**** EXERCISE INPUTS
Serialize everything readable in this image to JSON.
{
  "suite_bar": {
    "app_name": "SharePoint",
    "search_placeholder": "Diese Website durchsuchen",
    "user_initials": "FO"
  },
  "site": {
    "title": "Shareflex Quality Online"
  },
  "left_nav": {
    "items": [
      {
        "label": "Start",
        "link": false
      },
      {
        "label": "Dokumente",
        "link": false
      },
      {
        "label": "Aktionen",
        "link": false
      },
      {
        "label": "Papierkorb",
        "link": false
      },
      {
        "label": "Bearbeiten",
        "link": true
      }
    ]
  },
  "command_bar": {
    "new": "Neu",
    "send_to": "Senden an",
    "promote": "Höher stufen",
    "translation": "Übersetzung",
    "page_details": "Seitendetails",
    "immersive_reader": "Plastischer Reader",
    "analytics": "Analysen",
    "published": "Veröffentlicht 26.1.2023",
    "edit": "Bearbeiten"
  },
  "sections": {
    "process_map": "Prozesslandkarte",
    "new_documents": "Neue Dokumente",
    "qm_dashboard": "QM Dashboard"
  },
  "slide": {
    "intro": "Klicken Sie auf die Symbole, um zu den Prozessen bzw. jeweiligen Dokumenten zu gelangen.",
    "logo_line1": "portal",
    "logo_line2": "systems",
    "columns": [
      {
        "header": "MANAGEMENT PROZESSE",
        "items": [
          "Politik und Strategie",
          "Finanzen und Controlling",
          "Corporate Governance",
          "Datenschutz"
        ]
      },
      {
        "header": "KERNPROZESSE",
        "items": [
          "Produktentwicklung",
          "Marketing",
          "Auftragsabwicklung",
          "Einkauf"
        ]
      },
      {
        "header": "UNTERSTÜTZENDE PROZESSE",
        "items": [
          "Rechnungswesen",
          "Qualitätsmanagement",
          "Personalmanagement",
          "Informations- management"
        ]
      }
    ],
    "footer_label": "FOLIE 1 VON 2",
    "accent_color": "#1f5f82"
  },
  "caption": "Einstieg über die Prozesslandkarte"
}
********
* _WRITTEN PROBLEM_:
Retype every record above exactly as written.

* _SOLUTION TO THIS TASK_:
Serialize everything readable in this image to JSON.
{
  "suite_bar": {
    "app_name": "SharePoint",
    "search_placeholder": "Diese Website durchsuchen",
    "user_initials": "FO"
  },
  "site": {
    "title": "Shareflex Quality Online"
  },
  "left_nav": {
    "items": [
      {
        "label": "Start",
        "link": false
      },
      {
        "label": "Dokumente",
        "link": false
      },
      {
        "label": "Aktionen",
        "link": false
      },
      {
        "label": "Papierkorb",
        "link": false
      },
      {
        "label": "Bearbeiten",
        "link": true
      }
    ]
  },
  "command_bar": {
    "new": "Neu",
    "send_to": "Senden an",
    "promote": "Höher stufen",
    "translation": "Übersetzung",
    "page_details": "Seitendetails",
    "immersive_reader": "Plastischer Reader",
    "analytics": "Analysen",
    "published": "Veröffentlicht 26.1.2023",
    "edit": "Bearbeiten"
  },
  "sections": {
    "process_map": "Prozesslandkarte",
    "new_documents": "Neue Dokumente",
    "qm_dashboard": "QM Dashboard"
  },
  "slide": {
    "intro": "Klicken Sie auf die Symbole, um zu den Prozessen bzw. jeweiligen Dokumenten zu gelangen.",
    "logo_line1": "portal",
    "logo_line2": "systems",
    "columns": [
      {
        "header": "MANAGEMENT PROZESSE",
        "items": [
          "Politik und Strategie",
          "Finanzen und Controlling",
          "Corporate Governance",
          "Datenschutz"
        ]
      },
      {
        "header": "KERNPROZESSE",
        "items": [
          "Produktentwicklung",
          "Marketing",
          "Auftragsabwicklung",
          "Einkauf"
        ]
      },
      {
        "header": "UNTERSTÜTZENDE PROZESSE",
        "items": [
          "Rechnungswesen",
          "Qualitätsmanagement",
          "Personalmanagement",
          "Informations- management"
        ]
      }
    ],
    "footer_label": "FOLIE 1 VON 2",
    "accent_color": "#1f5f82"
  },
  "caption": "Einstieg über die Prozesslandkarte"
}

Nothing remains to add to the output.